> **WHAT NEEDS TO BE DONE**:
Retype the records that come next, word for word.

> **Extracted data entries**:
=======

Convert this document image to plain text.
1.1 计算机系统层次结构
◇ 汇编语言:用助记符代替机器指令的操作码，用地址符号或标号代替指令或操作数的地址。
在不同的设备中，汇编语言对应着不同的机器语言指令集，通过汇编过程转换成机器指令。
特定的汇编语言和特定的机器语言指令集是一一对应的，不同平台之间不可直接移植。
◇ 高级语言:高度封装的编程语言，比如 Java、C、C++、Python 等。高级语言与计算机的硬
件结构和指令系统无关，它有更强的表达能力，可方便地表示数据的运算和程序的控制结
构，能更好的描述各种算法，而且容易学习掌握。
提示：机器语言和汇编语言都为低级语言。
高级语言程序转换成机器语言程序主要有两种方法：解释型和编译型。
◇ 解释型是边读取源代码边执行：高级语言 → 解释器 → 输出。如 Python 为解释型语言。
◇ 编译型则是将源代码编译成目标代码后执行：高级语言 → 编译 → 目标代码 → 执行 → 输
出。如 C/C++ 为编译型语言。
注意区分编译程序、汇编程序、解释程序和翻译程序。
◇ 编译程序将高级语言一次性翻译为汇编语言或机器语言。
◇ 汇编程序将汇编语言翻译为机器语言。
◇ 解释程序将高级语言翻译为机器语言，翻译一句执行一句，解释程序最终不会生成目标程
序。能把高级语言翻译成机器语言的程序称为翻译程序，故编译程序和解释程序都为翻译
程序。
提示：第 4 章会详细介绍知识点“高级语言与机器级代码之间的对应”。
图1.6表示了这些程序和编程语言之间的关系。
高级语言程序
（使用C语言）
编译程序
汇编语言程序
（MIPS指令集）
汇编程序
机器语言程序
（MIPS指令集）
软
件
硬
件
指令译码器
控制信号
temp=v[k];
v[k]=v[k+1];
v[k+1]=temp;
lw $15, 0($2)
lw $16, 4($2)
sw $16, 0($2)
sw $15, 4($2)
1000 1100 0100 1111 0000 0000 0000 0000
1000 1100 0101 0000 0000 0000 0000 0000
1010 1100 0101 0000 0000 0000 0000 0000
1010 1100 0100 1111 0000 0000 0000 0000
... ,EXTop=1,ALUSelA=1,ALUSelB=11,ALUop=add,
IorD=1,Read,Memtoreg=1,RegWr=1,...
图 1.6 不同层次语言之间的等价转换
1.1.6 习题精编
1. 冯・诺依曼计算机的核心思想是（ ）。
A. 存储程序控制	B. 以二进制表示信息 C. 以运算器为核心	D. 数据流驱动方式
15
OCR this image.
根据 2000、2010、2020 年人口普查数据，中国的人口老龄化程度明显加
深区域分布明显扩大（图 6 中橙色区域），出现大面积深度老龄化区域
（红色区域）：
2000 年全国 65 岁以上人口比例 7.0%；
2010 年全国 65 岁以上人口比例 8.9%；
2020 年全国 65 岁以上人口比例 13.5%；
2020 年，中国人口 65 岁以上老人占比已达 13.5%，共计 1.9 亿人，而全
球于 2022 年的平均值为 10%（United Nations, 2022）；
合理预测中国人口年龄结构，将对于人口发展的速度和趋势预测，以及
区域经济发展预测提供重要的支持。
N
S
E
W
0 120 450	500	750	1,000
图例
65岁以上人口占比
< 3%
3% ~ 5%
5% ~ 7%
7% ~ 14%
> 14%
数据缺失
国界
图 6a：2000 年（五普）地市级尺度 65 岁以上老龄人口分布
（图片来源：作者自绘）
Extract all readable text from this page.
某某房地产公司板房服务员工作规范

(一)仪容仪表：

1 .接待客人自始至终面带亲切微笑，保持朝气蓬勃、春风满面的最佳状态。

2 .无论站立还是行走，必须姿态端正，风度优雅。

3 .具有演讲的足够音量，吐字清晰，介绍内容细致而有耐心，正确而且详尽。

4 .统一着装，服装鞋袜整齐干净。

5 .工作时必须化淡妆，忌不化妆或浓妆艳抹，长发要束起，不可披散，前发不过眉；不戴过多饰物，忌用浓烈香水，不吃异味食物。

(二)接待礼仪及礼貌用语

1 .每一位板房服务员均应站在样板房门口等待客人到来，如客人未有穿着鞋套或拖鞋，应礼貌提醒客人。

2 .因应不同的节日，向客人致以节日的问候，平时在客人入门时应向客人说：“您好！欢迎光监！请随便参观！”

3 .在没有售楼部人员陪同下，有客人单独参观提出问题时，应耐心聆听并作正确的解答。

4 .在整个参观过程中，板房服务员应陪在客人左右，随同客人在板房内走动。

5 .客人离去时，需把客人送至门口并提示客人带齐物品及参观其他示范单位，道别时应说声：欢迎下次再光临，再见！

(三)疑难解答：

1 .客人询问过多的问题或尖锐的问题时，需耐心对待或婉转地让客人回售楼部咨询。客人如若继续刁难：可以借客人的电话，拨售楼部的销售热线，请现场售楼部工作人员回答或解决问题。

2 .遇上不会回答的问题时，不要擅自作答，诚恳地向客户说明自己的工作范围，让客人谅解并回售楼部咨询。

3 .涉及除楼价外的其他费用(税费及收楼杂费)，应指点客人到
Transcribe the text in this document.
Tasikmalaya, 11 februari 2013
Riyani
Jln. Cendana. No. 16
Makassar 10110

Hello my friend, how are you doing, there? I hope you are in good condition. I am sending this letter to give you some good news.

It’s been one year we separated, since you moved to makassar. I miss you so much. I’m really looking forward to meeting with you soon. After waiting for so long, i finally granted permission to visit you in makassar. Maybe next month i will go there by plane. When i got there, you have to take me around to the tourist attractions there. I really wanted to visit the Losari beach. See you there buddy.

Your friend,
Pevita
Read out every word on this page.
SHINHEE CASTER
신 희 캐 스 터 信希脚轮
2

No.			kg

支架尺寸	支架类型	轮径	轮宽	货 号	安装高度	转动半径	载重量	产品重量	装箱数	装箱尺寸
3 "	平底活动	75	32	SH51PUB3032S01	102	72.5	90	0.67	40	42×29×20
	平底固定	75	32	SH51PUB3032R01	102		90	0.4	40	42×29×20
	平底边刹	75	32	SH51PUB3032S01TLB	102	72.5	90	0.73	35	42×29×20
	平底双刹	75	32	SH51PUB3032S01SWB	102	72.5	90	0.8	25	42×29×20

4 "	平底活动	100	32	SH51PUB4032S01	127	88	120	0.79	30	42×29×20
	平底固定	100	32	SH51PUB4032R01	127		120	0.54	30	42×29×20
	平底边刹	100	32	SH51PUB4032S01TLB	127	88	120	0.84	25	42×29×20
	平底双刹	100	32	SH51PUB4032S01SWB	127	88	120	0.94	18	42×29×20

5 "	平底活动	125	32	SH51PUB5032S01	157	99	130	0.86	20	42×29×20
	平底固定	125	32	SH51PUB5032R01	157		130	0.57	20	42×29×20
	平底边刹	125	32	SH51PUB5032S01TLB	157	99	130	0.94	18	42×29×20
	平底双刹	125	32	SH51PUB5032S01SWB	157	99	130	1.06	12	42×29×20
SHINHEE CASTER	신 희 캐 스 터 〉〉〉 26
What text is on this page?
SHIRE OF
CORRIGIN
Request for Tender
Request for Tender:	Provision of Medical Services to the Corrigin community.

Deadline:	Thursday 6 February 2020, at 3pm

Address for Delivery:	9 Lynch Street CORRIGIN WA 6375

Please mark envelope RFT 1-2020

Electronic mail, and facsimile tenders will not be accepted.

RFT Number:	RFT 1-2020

=======

> **FINISHED EXERCISE**:
Convert this document image to plain text.
1.1 计算机系统层次结构
◇ 汇编语言:用助记符代替机器指令的操作码，用地址符号或标号代替指令或操作数的地址。
在不同的设备中，汇编语言对应着不同的机器语言指令集，通过汇编过程转换成机器指令。
特定的汇编语言和特定的机器语言指令集是一一对应的，不同平台之间不可直接移植。
◇ 高级语言:高度封装的编程语言，比如 Java、C、C++、Python 等。高级语言与计算机的硬
件结构和指令系统无关，它有更强的表达能力，可方便地表示数据的运算和程序的控制结
构，能更好的描述各种算法，而且容易学习掌握。
提示：机器语言和汇编语言都为低级语言。
高级语言程序转换成机器语言程序主要有两种方法：解释型和编译型。
◇ 解释型是边读取源代码边执行：高级语言 → 解释器 → 输出。如 Python 为解释型语言。
◇ 编译型则是将源代码编译成目标代码后执行：高级语言 → 编译 → 目标代码 → 执行 → 输
出。如 C/C++ 为编译型语言。
注意区分编译程序、汇编程序、解释程序和翻译程序。
◇ 编译程序将高级语言一次性翻译为汇编语言或机器语言。
◇ 汇编程序将汇编语言翻译为机器语言。
◇ 解释程序将高级语言翻译为机器语言，翻译一句执行一句，解释程序最终不会生成目标程
序。能把高级语言翻译成机器语言的程序称为翻译程序，故编译程序和解释程序都为翻译
程序。
提示：第 4 章会详细介绍知识点“高级语言与机器级代码之间的对应”。
图1.6表示了这些程序和编程语言之间的关系。
高级语言程序
（使用C语言）
编译程序
汇编语言程序
（MIPS指令集）
汇编程序
机器语言程序
（MIPS指令集）
软
件
硬
件
指令译码器
控制信号
temp=v[k];
v[k]=v[k+1];
v[k+1]=temp;
lw $15, 0($2)
lw $16, 4($2)
sw $16, 0($2)
sw $15, 4($2)
1000 1100 0100 1111 0000 0000 0000 0000
1000 1100 0101 0000 0000 0000 0000 0000
1010 1100 0101 0000 0000 0000 0000 0000
1010 1100 0100 1111 0000 0000 0000 0000
... ,EXTop=1,ALUSelA=1,ALUSelB=11,ALUop=add,
IorD=1,Read,Memtoreg=1,RegWr=1,...
图 1.6 不同层次语言之间的等价转换
1.1.6 习题精编
1. 冯・诺依曼计算机的核心思想是（ ）。
A. 存储程序控制	B. 以二进制表示信息 C. 以运算器为核心	D. 数据流驱动方式
15
OCR this image.
根据 2000、2010、2020 年人口普查数据，中国的人口老龄化程度明显加
深区域分布明显扩大（图 6 中橙色区域），出现大面积深度老龄化区域
（红色区域）：
2000 年全国 65 岁以上人口比例 7.0%；
2010 年全国 65 岁以上人口比例 8.9%；
2020 年全国 65 岁以上人口比例 13.5%；
2020 年，中国人口 65 岁以上老人占比已达 13.5%，共计 1.9 亿人，而全
球于 2022 年的平均值为 10%（United Nations, 2022）；
合理预测中国人口年龄结构，将对于人口发展的速度和趋势预测，以及
区域经济发展预测提供重要的支持。
N
S
E
W
0 120 450	500	750	1,000
图例
65岁以上人口占比
< 3%
3% ~ 5%
5% ~ 7%
7% ~ 14%
> 14%
数据缺失
国界
图 6a：2000 年（五普）地市级尺度 65 岁以上老龄人口分布
（图片来源：作者自绘）
Extract all readable text from this page.
某某房地产公司板房服务员工作规范

(一)仪容仪表：

1 .接待客人自始至终面带亲切微笑，保持朝气蓬勃、春风满面的最佳状态。

2 .无论站立还是行走，必须姿态端正，风度优雅。

3 .具有演讲的足够音量，吐字清晰，介绍内容细致而有耐心，正确而且详尽。

4 .统一着装，服装鞋袜整齐干净。

5 .工作时必须化淡妆，忌不化妆或浓妆艳抹，长发要束起，不可披散，前发不过眉；不戴过多饰物，忌用浓烈香水，不吃异味食物。

(二)接待礼仪及礼貌用语

1 .每一位板房服务员均应站在样板房门口等待客人到来，如客人未有穿着鞋套或拖鞋，应礼貌提醒客人。

2 .因应不同的节日，向客人致以节日的问候，平时在客人入门时应向客人说：“您好！欢迎光监！请随便参观！”

3 .在没有售楼部人员陪同下，有客人单独参观提出问题时，应耐心聆听并作正确的解答。

4 .在整个参观过程中，板房服务员应陪在客人左右，随同客人在板房内走动。

5 .客人离去时，需把客人送至门口并提示客人带齐物品及参观其他示范单位，道别时应说声：欢迎下次再光临，再见！

(三)疑难解答：

1 .客人询问过多的问题或尖锐的问题时，需耐心对待或婉转地让客人回售楼部咨询。客人如若继续刁难：可以借客人的电话，拨售楼部的销售热线，请现场售楼部工作人员回答或解决问题。

2 .遇上不会回答的问题时，不要擅自作答，诚恳地向客户说明自己的工作范围，让客人谅解并回售楼部咨询。

3 .涉及除楼价外的其他费用(税费及收楼杂费)，应指点客人到
Transcribe the text in this document.
Tasikmalaya, 11 februari 2013
Riyani
Jln. Cendana. No. 16
Makassar 10110

Hello my friend, how are you doing, there? I hope you are in good condition. I am sending this letter to give you some good news.

It’s been one year we separated, since you moved to makassar. I miss you so much. I’m really looking forward to meeting with you soon. After waiting for so long, i finally granted permission to visit you in makassar. Maybe next month i will go there by plane. When i got there, you have to take me around to the tourist attractions there. I really wanted to visit the Losari beach. See you there buddy.

Your friend,
Pevita
Read out every word on this page.
SHINHEE CASTER
신 희 캐 스 터 信希脚轮
2

No.			kg

支架尺寸	支架类型	轮径	轮宽	货 号	安装高度	转动半径	载重量	产品重量	装箱数	装箱尺寸
3 "	平底活动	75	32	SH51PUB3032S01	102	72.5	90	0.67	40	42×29×20
	平底固定	75	32	SH51PUB3032R01	102		90	0.4	40	42×29×20
	平底边刹	75	32	SH51PUB3032S01TLB	102	72.5	90	0.73	35	42×29×20
	平底双刹	75	32	SH51PUB3032S01SWB	102	72.5	90	0.8	25	42×29×20

4 "	平底活动	100	32	SH51PUB4032S01	127	88	120	0.79	30	42×29×20
	平底固定	100	32	SH51PUB4032R01	127		120	0.54	30	42×29×20
	平底边刹	100	32	SH51PUB4032S01TLB	127	88	120	0.84	25	42×29×20
	平底双刹	100	32	SH51PUB4032S01SWB	127	88	120	0.94	18	42×29×20

5 "	平底活动	125	32	SH51PUB5032S01	157	99	130	0.86	20	42×29×20
	平底固定	125	32	SH51PUB5032R01	157		130	0.57	20	42×29×20
	平底边刹	125	32	SH51PUB5032S01TLB	157	99	130	0.94	18	42×29×20
	平底双刹	125	32	SH51PUB5032S01SWB	157	99	130	1.06	12	42×29×20
SHINHEE CASTER	신 희 캐 스 터 〉〉〉 26
What text is on this page?
SHIRE OF
CORRIGIN
Request for Tender
Request for Tender:	Provision of Medical Services to the Corrigin community.

Deadline:	Thursday 6 February 2020, at 3pm

Address for Delivery:	9 Lynch Street CORRIGIN WA 6375

Please mark envelope RFT 1-2020

Electronic mail, and facsimile tenders will not be accepted.

RFT Number:	RFT 1-2020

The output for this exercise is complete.